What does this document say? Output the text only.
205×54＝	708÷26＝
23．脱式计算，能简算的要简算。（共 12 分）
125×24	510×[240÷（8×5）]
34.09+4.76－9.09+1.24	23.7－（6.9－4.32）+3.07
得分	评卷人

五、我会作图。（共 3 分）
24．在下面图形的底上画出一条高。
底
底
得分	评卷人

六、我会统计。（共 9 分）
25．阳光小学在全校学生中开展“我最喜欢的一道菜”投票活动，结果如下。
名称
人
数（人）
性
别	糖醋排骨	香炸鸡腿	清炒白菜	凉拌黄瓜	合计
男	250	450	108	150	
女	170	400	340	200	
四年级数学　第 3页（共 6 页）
========
• **REQUIRED TASK**
Output all records verbatim.

• **PROBLEM SOLUTION**
What does this document say? Output the text only.
205×54＝	708÷26＝
23．脱式计算，能简算的要简算。（共 12 分）
125×24	510×[240÷（8×5）]
34.09+4.76－9.09+1.24	23.7－（6.9－4.32）+3.07
得分	评卷人

五、我会作图。（共 3 分）
24．在下面图形的底上画出一条高。
底
底
得分	评卷人

六、我会统计。（共 9 分）
25．阳光小学在全校学生中开展“我最喜欢的一道菜”投票活动，结果如下。
名称
人
数（人）
性
别	糖醋排骨	香炸鸡腿	清炒白菜	凉拌黄瓜	合计
男	250	450	108	150	
女	170	400	340	200	
四年级数学　第 3页（共 6 页）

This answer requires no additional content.